Source passage Start Marker

If you change all the long for uint then we nearly get a working program. The only line that won't work is c=n because it can't implicitly convert an int (n) to a uint (c). However since we know n is always going to be a positive integer we can just change n to be of type uint as well.

This leaves me with:

internal static uint CalculateCrc32(string str)
{
    uint[] crcTable = Crc32.MakeCrcTable();
    uint crc = 0xffffffff;
    for (int i = 0; i < str.Length; i++)
    {
        char c = str[i];
        crc = (crc >> 8) ^ crcTable[(crc ^ c) & 0xFF];
    }

    return ~crc; //(crc ^ (-1)) >> 0;
}

internal static uint[] MakeCrcTable()

Source passage End Marker
Dataset records Start Marker

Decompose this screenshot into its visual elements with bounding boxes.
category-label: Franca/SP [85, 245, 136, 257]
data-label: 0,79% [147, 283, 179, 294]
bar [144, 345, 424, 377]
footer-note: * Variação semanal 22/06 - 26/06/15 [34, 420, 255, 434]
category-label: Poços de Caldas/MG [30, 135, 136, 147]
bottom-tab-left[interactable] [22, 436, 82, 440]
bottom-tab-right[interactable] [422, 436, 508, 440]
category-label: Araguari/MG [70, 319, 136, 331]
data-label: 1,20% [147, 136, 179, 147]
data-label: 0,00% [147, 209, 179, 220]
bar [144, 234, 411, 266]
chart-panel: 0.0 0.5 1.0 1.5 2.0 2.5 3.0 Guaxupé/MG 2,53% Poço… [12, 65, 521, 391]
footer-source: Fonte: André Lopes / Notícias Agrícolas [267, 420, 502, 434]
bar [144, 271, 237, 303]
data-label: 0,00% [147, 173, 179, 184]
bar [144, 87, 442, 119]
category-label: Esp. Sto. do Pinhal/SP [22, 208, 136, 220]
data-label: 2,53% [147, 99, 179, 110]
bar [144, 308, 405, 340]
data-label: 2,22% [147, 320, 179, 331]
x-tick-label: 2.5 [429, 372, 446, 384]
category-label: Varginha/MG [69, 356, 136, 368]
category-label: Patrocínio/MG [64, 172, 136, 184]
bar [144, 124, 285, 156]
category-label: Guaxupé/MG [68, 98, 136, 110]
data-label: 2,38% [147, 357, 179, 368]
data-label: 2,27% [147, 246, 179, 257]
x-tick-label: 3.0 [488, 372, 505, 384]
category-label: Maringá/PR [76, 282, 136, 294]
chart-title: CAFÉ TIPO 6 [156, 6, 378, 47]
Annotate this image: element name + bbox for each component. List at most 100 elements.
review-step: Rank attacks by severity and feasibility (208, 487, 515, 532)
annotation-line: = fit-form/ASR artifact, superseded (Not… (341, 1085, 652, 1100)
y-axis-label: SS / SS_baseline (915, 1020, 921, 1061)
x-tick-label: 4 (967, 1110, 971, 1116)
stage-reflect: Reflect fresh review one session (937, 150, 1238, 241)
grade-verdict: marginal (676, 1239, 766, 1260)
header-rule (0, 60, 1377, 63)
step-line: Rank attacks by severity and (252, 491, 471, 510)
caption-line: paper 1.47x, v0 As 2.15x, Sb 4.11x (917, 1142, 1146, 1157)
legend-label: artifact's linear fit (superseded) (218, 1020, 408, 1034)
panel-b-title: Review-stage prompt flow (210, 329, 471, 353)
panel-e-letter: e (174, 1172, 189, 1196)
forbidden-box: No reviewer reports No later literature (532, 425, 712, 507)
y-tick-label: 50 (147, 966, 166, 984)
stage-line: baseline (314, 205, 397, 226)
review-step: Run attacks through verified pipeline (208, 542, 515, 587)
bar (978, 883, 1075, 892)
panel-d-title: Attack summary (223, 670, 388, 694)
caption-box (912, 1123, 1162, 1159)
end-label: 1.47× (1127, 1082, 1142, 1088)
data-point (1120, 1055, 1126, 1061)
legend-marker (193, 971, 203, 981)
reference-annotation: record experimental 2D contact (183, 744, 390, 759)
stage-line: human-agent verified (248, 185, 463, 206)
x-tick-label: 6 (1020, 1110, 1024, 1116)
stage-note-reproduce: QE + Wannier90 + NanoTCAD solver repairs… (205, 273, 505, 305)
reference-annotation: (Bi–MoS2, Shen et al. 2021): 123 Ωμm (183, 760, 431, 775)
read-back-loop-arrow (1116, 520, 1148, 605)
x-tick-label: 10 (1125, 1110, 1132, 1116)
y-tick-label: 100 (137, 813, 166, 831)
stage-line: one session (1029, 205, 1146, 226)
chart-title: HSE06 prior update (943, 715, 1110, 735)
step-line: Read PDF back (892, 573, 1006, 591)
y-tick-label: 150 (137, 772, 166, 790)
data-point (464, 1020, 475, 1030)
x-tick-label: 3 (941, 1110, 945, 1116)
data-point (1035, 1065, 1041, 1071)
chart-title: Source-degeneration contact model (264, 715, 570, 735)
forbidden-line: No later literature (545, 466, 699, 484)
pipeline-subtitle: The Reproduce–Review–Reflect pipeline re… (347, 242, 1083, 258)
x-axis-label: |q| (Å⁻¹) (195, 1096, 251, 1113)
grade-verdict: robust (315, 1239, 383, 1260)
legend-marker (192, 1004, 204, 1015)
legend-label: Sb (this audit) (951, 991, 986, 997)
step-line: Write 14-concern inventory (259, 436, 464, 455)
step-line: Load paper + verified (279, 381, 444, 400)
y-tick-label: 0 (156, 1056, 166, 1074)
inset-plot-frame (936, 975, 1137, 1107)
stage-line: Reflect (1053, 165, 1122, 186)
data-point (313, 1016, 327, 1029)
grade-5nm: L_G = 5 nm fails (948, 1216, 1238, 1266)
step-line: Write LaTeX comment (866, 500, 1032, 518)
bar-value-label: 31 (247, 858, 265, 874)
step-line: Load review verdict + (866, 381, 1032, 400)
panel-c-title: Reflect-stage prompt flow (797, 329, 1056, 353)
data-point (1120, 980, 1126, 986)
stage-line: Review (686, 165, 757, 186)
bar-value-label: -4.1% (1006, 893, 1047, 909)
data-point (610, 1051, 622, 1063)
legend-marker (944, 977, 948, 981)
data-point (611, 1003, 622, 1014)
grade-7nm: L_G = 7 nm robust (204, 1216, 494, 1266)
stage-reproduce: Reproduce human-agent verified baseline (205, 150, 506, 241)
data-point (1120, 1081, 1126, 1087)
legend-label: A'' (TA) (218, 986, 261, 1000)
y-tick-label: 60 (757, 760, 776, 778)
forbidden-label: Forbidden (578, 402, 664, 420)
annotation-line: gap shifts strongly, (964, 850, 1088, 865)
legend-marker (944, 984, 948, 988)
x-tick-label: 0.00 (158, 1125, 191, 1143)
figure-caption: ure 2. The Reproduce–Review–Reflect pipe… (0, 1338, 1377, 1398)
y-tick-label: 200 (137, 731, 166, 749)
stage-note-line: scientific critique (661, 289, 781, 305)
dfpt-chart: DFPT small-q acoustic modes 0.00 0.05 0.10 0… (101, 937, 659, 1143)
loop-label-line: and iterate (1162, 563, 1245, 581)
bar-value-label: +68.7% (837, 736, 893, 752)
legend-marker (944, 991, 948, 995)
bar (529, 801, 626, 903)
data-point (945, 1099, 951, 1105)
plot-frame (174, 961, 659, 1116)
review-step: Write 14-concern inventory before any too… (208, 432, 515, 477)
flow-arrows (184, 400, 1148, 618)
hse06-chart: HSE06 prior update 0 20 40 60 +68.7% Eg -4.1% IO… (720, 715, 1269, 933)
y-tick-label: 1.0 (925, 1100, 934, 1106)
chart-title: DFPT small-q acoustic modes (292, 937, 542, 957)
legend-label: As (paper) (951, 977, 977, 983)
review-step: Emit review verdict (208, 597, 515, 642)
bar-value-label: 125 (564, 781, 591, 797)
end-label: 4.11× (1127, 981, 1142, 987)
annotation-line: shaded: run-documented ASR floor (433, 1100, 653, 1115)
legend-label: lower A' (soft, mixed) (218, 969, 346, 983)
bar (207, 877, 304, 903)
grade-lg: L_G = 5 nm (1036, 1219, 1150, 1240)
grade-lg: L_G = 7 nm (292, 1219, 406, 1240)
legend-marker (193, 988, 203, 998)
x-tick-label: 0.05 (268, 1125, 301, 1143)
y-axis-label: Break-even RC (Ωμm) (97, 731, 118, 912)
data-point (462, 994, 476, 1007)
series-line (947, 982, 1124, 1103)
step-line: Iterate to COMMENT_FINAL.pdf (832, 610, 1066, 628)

Dataset records End Marker

**What to work on**
• 1. List every local variable declared inside the CalculateCrc32 method in the CRC32 passage, along with the type each one is declared with.
• 2. Answer these questions from the CRC32 passage:
(a) Which line does the prose say is the only one that won't work?
(b) What value is crc initialized to?
(c) What expression does CalculateCrc32 return?
• 3. Continue the CRC32 passage, starting right after its final line, "internal static uint[] MakeCrcTable()".
You do not need the entries for any of this work.

**Answers per task**
• 1.
crcTable: uint[]
crc: uint
i: int
c: char

• 2.
(a) c=n
(b) 0xffffffff
(c) ~crc

• 3.
{
    uint c;
    uint[] crcTable = new uint[256];
    for (uint n = 0; n < 256; n++)
    {
        c = n;
        for (int k = 0; k < 8; k++)
        {
            var res = c & 1;
            c = (res == 1) ? (0xEDB88320 ^ (c >> 1)) : (c >> 1);
        }
        crcTable[n] = c;
    }

    return crcTable;
}

With this code Console.WriteLine(Crc32.CalculateCrc32("l")); displays 2517025534 as expected.